◆ **Problem details**
Pull out the lines below, starting with the line containing "- audiopc-label: AudioPC: [83, 176, 136, 191]" and ending with the line containing "- engine-row[interactable]: Engine", both included, and reproduce them unchanged.

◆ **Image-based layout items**
== == ==

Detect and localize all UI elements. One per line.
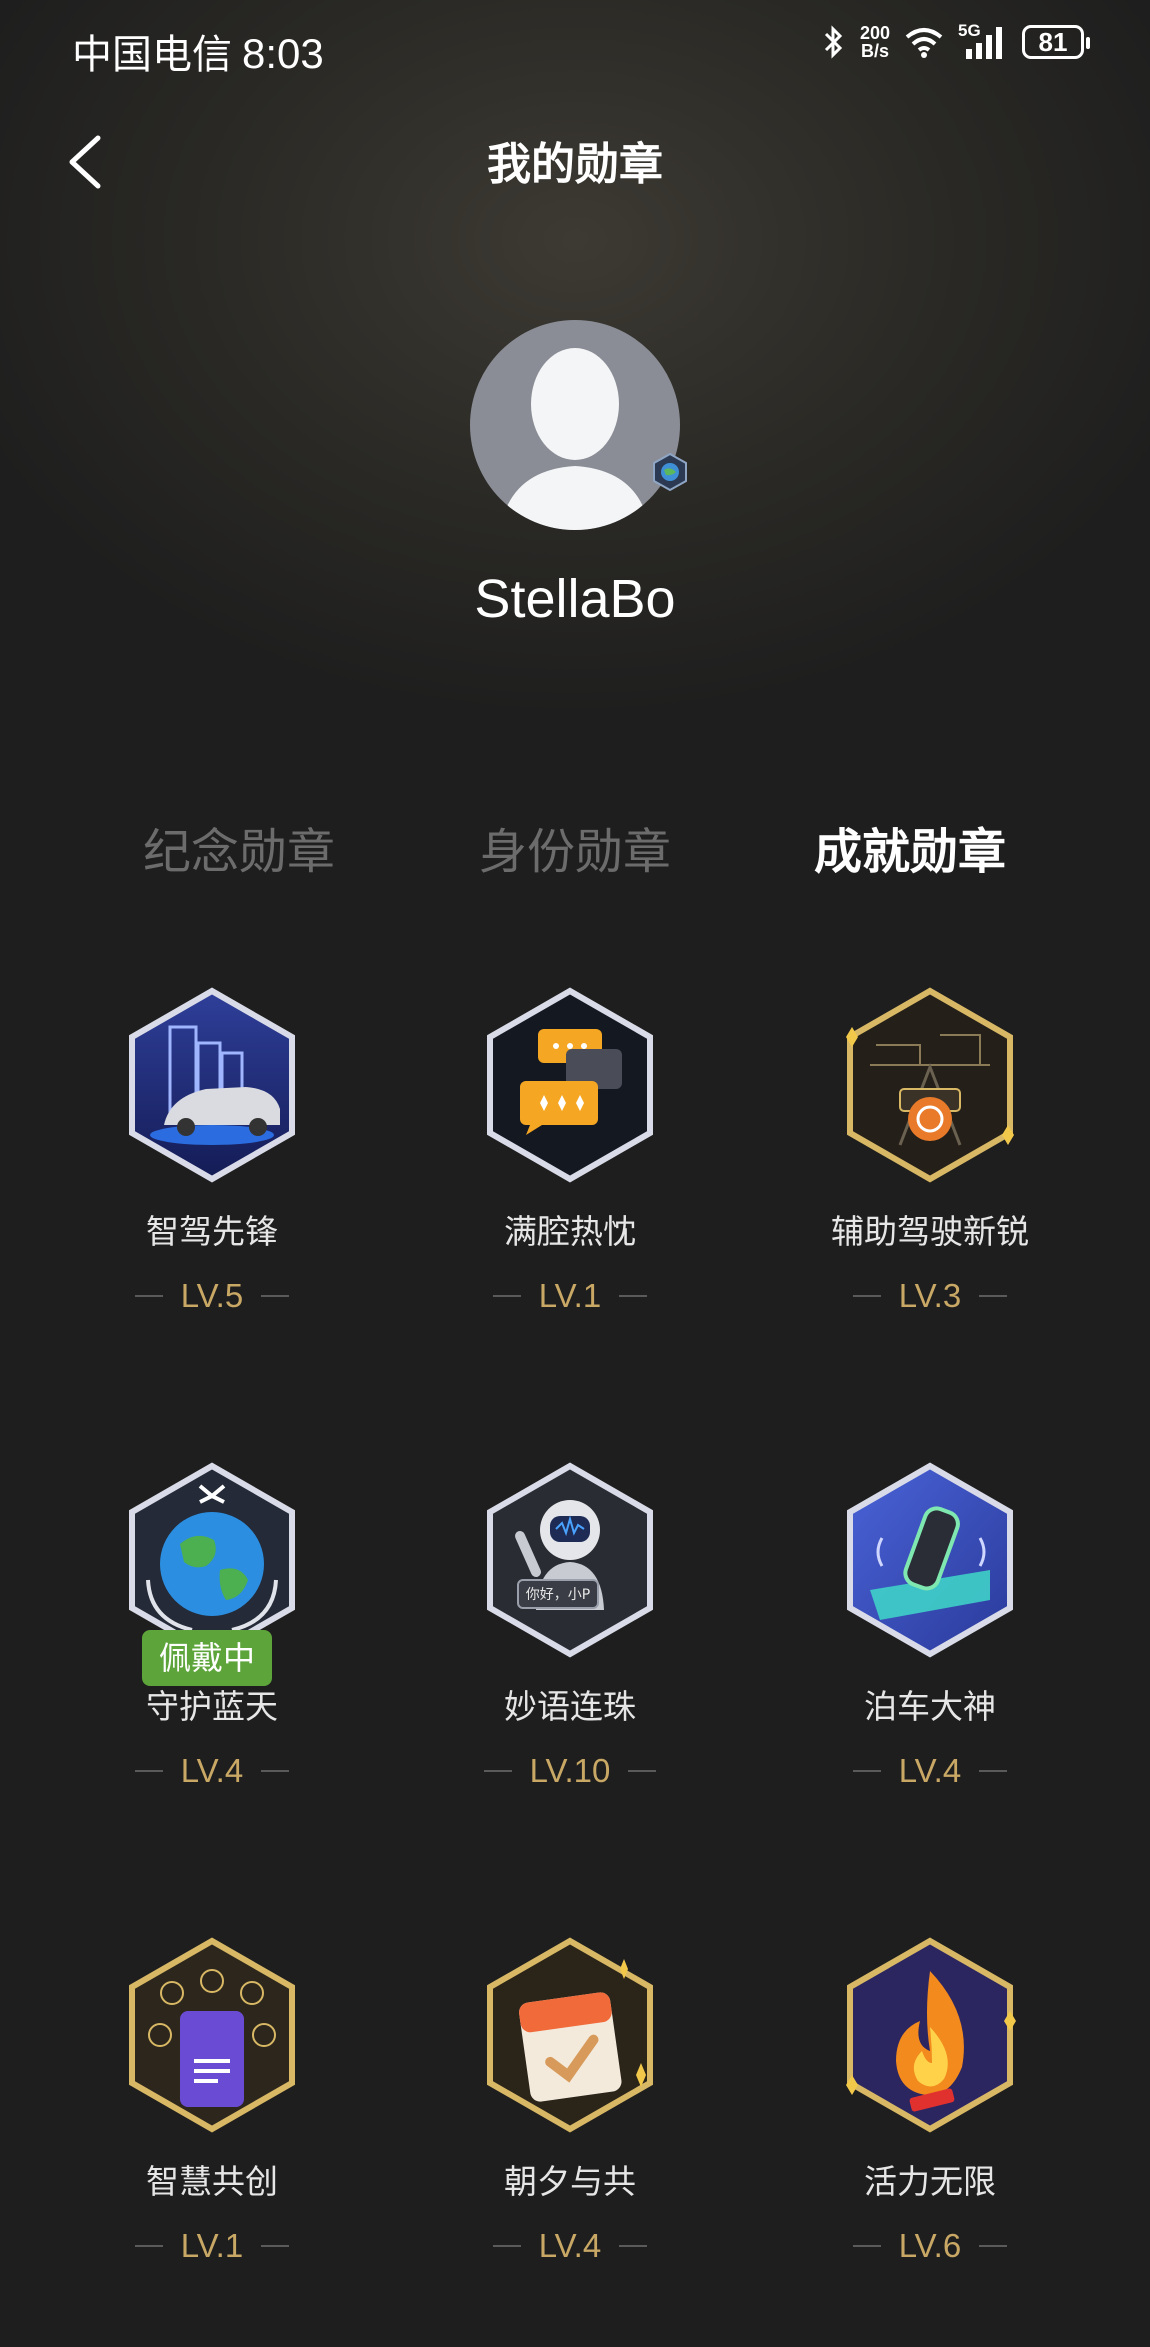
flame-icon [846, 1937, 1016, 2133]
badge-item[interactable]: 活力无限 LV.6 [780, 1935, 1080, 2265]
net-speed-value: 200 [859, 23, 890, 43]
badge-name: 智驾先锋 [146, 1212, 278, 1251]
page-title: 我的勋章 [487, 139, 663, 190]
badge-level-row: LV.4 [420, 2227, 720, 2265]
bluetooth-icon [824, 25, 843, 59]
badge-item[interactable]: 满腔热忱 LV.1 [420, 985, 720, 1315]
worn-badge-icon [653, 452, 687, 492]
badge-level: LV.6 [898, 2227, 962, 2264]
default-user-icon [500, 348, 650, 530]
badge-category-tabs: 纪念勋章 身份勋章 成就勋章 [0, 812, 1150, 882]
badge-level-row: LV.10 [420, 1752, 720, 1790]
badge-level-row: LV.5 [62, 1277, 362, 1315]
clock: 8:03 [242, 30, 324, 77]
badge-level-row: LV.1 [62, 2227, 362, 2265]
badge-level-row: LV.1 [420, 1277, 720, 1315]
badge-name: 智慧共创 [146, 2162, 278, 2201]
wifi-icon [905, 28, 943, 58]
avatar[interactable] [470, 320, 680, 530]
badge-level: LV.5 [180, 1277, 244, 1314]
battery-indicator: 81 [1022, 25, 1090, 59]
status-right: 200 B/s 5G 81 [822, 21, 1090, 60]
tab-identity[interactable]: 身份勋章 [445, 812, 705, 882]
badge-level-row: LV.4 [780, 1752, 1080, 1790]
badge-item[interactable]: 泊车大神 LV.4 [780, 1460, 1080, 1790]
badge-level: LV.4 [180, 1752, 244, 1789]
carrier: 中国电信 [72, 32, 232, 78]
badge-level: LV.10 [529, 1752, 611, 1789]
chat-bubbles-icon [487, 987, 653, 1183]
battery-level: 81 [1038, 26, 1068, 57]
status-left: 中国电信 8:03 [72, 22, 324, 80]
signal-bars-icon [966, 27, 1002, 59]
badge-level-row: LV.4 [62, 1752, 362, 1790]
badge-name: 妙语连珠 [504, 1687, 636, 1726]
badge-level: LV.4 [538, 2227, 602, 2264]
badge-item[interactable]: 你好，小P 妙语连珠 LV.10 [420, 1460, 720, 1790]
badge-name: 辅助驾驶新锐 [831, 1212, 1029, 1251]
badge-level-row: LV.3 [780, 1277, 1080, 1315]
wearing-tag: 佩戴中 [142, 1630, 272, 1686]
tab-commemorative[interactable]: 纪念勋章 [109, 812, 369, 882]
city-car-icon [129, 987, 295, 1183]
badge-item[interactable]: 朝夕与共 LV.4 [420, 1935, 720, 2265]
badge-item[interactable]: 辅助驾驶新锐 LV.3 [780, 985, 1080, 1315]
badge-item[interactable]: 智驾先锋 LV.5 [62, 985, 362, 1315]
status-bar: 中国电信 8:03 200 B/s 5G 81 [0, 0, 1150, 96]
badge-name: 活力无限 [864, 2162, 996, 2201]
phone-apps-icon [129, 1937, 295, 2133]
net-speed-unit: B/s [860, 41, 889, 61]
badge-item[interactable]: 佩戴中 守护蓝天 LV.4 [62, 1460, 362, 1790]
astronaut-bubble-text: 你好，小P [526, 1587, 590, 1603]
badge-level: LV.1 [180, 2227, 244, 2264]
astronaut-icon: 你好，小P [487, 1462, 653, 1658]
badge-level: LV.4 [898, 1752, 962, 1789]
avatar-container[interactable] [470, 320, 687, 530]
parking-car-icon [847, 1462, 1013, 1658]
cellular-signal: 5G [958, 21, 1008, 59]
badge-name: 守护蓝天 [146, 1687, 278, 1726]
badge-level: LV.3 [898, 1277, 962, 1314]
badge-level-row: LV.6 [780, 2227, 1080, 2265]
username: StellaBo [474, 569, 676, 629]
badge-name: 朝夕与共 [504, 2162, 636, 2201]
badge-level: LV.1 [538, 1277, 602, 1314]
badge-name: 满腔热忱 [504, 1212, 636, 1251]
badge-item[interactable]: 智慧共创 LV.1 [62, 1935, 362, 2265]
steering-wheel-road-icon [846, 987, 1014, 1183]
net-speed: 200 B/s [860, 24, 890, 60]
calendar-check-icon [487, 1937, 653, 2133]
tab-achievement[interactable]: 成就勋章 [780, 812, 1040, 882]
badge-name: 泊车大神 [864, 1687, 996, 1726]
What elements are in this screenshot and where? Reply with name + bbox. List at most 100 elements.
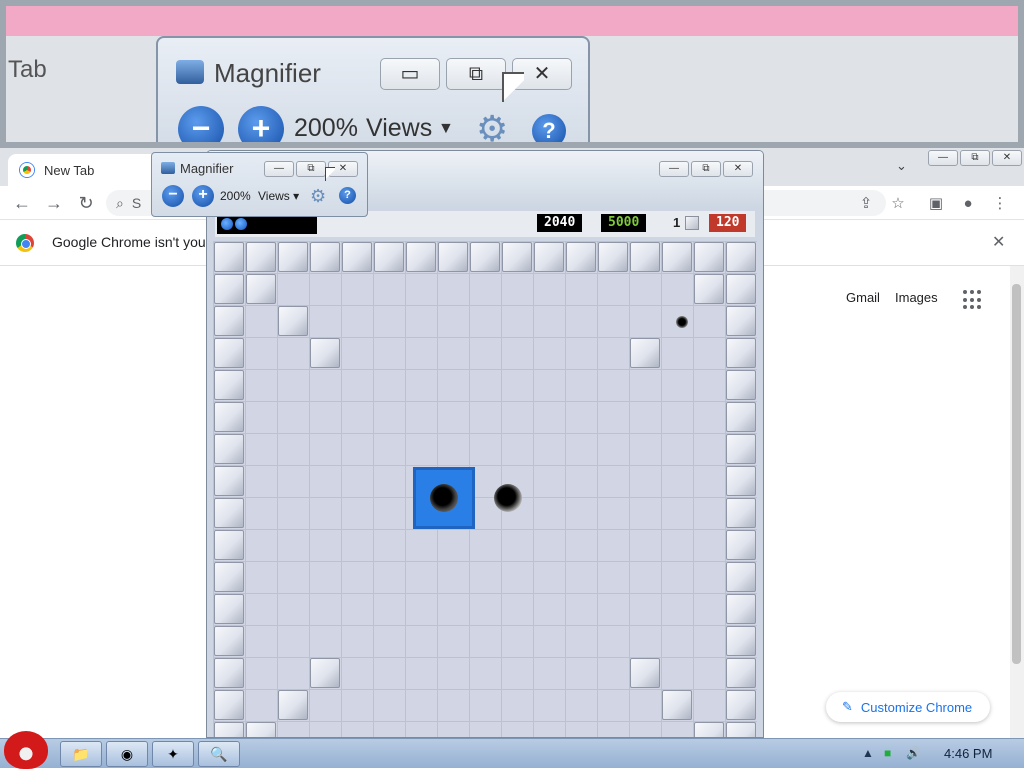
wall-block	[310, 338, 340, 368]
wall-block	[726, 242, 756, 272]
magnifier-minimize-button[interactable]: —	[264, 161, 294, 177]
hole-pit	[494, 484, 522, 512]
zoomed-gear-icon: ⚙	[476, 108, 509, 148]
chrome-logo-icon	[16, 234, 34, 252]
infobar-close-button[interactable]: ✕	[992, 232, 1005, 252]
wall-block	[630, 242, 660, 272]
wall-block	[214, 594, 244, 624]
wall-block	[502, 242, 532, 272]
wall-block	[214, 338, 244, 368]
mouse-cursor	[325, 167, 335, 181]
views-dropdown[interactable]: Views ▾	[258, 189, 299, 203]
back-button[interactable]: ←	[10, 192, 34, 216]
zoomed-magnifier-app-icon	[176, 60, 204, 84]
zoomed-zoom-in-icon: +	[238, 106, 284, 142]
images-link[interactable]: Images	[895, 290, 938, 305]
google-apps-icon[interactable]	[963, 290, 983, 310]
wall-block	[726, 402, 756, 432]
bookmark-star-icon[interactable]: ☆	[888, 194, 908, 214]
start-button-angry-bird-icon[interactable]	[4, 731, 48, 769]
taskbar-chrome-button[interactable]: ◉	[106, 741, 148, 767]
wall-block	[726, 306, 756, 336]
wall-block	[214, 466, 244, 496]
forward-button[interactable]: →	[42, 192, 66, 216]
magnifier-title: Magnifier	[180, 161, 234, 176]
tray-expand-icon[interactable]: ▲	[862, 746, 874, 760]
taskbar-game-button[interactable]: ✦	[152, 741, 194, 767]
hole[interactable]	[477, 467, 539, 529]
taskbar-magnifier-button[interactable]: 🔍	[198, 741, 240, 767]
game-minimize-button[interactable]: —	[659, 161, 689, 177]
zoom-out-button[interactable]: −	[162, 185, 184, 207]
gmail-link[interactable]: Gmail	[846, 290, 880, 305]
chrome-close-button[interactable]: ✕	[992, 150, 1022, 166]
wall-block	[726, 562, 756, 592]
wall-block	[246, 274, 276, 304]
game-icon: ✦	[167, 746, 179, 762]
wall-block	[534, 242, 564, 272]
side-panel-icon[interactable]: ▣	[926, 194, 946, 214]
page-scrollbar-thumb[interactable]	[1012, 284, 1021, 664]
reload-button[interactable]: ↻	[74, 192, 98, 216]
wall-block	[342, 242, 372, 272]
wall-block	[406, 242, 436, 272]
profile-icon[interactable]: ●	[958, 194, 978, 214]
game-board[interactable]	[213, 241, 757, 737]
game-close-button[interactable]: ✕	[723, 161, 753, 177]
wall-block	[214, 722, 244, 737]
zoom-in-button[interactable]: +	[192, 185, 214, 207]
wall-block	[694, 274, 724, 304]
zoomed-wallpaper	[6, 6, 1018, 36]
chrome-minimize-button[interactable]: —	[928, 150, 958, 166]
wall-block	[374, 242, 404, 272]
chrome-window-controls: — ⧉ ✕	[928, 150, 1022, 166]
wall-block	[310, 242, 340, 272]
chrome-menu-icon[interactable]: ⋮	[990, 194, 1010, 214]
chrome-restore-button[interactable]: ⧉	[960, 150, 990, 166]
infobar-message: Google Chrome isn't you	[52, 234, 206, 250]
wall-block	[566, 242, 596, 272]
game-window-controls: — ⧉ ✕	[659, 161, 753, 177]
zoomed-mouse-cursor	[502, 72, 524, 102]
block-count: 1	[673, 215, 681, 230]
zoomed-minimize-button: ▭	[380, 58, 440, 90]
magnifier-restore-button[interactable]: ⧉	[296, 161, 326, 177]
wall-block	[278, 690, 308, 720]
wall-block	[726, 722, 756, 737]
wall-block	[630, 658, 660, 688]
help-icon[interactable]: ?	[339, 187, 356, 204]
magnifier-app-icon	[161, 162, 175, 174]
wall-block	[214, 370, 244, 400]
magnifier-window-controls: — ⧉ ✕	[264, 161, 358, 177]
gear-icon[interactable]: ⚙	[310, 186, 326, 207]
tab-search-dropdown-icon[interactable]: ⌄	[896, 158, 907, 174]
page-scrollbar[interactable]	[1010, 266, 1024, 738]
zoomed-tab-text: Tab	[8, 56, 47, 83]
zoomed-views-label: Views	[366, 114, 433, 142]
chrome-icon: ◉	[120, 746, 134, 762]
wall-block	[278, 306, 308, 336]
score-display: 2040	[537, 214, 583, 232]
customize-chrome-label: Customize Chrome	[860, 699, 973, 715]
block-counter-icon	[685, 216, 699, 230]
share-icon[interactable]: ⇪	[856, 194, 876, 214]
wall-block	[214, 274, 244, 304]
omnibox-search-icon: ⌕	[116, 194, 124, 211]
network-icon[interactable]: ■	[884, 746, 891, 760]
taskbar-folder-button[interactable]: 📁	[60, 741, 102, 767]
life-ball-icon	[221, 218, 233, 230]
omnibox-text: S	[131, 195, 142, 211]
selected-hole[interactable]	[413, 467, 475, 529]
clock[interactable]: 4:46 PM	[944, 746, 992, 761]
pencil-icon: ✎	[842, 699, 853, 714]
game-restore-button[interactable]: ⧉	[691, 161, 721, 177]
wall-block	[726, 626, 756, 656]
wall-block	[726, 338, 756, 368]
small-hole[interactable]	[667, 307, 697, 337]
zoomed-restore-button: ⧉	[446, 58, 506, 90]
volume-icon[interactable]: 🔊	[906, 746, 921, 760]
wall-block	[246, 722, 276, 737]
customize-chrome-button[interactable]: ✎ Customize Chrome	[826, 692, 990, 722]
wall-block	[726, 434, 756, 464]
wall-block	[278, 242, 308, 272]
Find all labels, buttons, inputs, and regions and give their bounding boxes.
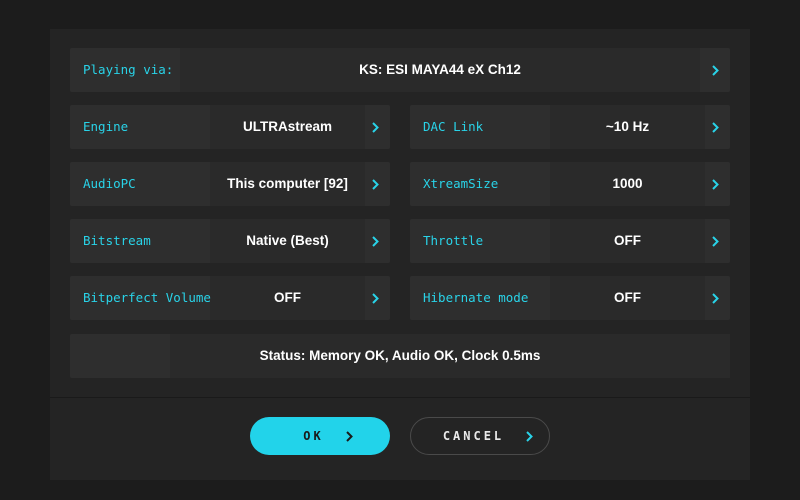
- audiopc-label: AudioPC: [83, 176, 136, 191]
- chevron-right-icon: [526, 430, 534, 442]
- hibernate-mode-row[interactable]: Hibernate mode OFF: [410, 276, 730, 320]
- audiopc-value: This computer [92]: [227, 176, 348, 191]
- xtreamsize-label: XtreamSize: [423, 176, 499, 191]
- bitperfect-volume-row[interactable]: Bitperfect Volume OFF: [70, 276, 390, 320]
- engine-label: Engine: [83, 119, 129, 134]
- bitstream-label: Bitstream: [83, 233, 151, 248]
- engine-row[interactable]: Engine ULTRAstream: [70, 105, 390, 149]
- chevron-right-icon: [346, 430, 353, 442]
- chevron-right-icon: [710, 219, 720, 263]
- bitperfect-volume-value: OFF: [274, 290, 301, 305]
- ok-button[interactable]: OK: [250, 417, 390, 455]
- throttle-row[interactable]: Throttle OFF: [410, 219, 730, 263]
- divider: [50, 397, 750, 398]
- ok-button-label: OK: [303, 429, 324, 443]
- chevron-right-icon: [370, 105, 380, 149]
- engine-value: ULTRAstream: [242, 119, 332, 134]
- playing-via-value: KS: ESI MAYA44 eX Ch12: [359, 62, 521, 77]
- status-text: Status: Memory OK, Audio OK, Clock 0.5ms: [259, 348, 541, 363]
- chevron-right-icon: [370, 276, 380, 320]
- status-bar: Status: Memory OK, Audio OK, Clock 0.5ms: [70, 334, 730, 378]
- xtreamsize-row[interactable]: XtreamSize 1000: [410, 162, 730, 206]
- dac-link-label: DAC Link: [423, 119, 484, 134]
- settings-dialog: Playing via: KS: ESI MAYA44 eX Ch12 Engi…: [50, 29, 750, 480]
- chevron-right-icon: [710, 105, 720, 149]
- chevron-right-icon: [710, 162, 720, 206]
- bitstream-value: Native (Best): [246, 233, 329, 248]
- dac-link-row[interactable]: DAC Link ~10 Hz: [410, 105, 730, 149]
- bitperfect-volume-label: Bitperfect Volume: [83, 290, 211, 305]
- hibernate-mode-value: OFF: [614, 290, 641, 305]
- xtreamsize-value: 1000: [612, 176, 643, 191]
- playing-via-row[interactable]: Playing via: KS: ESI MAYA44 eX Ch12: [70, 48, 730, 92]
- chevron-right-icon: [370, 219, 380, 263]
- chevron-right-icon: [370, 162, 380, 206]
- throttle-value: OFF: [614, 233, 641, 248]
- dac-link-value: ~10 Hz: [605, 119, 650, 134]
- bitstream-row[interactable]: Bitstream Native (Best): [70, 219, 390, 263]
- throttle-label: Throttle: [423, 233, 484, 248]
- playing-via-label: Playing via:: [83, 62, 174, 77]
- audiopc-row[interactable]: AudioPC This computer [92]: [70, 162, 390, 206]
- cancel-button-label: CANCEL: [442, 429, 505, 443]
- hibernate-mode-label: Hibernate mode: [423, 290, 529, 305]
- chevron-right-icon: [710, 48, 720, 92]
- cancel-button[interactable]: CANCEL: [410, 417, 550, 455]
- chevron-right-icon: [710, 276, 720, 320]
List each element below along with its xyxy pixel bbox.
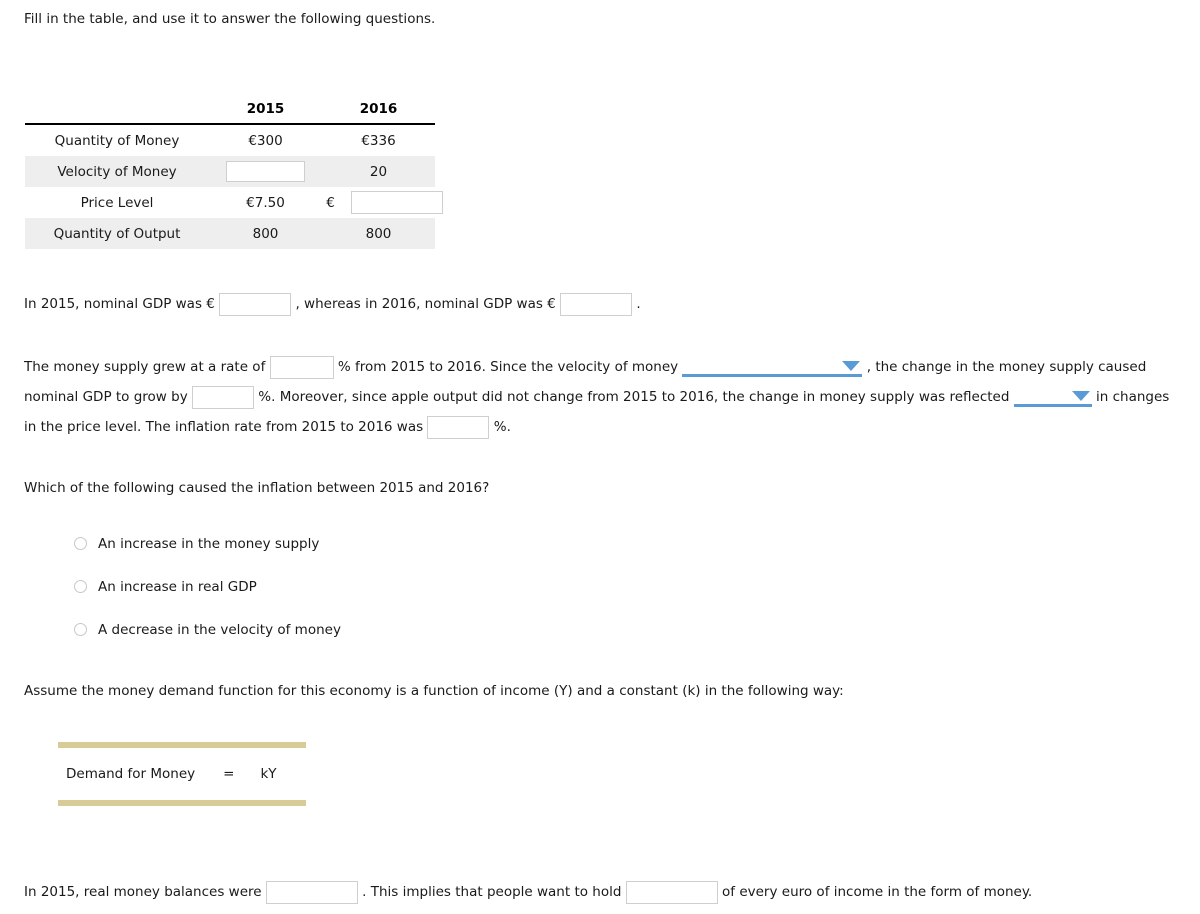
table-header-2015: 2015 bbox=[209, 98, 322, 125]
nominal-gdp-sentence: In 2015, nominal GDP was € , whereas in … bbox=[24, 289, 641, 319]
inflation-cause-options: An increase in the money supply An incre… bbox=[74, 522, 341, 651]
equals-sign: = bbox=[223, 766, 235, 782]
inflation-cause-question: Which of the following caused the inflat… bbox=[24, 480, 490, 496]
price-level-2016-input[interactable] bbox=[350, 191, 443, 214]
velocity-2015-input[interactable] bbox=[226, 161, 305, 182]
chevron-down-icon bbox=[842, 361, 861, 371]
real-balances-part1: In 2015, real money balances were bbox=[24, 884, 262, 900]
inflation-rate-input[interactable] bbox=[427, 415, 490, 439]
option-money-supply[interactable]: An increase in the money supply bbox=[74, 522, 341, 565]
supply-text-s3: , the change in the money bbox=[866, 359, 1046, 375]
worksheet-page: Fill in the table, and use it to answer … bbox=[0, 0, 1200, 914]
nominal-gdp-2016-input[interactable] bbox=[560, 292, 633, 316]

== == ==

◆ **Solution to this exercise**
- audiopc-label: AudioPC: [83, 176, 136, 191]
- chevron-right-icon: [526, 430, 534, 442]
- hibernate-mode-row[interactable]: Hibernate mode OFF: [410, 276, 730, 320]
- audiopc-value: This computer [92]: [227, 176, 348, 191]
- xtreamsize-label: XtreamSize: [423, 176, 499, 191]
- bitperfect-volume-row[interactable]: Bitperfect Volume OFF: [70, 276, 390, 320]
- engine-label: Engine: [83, 119, 129, 134]
- bitstream-label: Bitstream: [83, 233, 151, 248]
- engine-row[interactable]: Engine ULTRAstream: [70, 105, 390, 149]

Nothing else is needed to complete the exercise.